Saved data entries

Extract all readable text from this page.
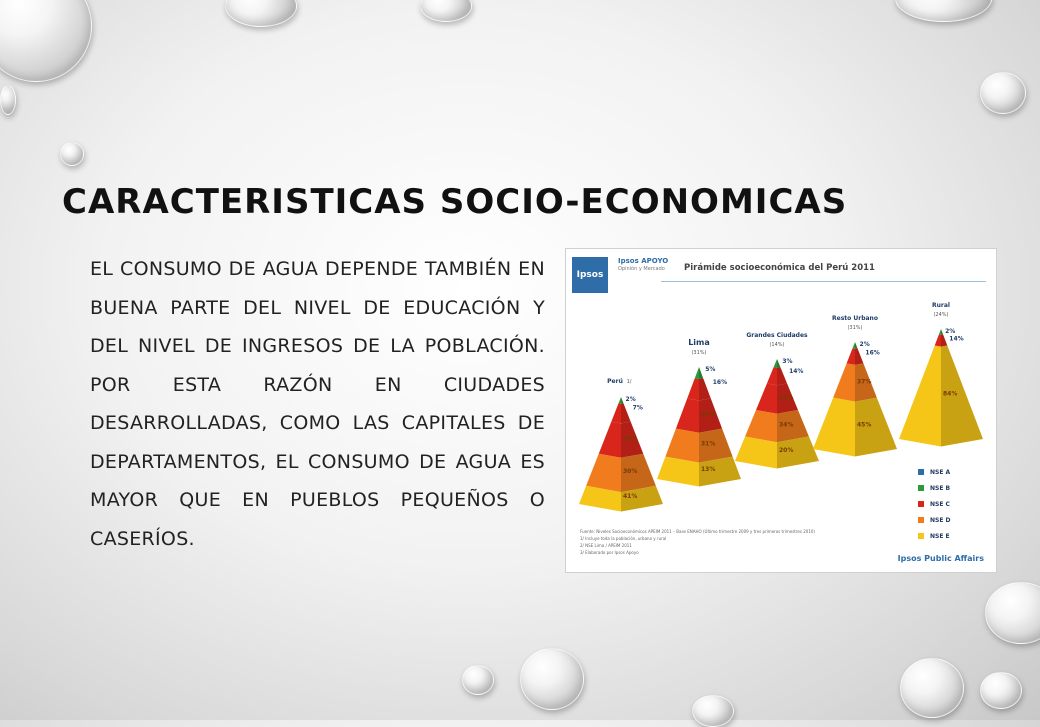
CARACTERISTICAS SOCIO-ECONOMICAS

EL CONSUMO DE AGUA DEPENDE TAMBIÉN EN BUENA PARTE DEL NIVEL DE EDUCACIÓN Y DEL NIVEL DE INGRESOS DE LA POBLACIÓN. POR ESTA RAZÓN EN CIUDADES DESARROLLADAS, COMO LAS CAPITALES DE DEPARTAMENTOS, EL CONSUMO DE AGUA ES MAYOR QUE EN PUEBLOS PEQUEÑOS O CASERÍOS.

Ipsos
Ipsos APOYO
Opinión y Mercado Pirámide socioeconómica del Perú 2011
2%
7%
20%
30%
41%
Perú 1/
5%
16%
35%
31%
13%
Lima
(31%)
3%
14%
29%
34%
20%
Grandes Ciudades
(14%)	2%
16%
37%
45%
Resto Urbano
(31%)	2%
14%
84%
Rural
(24%)
NSE A
NSE B
NSE C
NSE D
NSE E
Fuente: Niveles Socioeconómicos APEIM 2011 – Base ENAHO (Último trimestre 2009 y tres primeros trimestres 2010)
1/ Incluye toda la población, urbano y rural
2/ NSE Lima / APEIM 2011
3/ Elaborado por Ipsos Apoyo
Ipsos Public Affairs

DIRECTION
Leave the pictures out and reproduce each record exactly as written.

RESULT
Extract all readable text from this page.
CARACTERISTICAS SOCIO-ECONOMICAS

EL CONSUMO DE AGUA DEPENDE TAMBIÉN EN BUENA PARTE DEL NIVEL DE EDUCACIÓN Y DEL NIVEL DE INGRESOS DE LA POBLACIÓN. POR ESTA RAZÓN EN CIUDADES DESARROLLADAS, COMO LAS CAPITALES DE DEPARTAMENTOS, EL CONSUMO DE AGUA ES MAYOR QUE EN PUEBLOS PEQUEÑOS O CASERÍOS.

Ipsos
Ipsos APOYO
Opinión y Mercado Pirámide socioeconómica del Perú 2011
2%
7%
20%
30%
41%
Perú 1/
5%
16%
35%
31%
13%
Lima
(31%)
3%
14%
29%
34%
20%
Grandes Ciudades
(14%)	2%
16%
37%
45%
Resto Urbano
(31%)	2%
14%
84%
Rural
(24%)
NSE A
NSE B
NSE C
NSE D
NSE E
Fuente: Niveles Socioeconómicos APEIM 2011 – Base ENAHO (Último trimestre 2009 y tres primeros trimestres 2010)
1/ Incluye toda la población, urbano y rural
2/ NSE Lima / APEIM 2011
3/ Elaborado por Ipsos Apoyo
Ipsos Public Affairs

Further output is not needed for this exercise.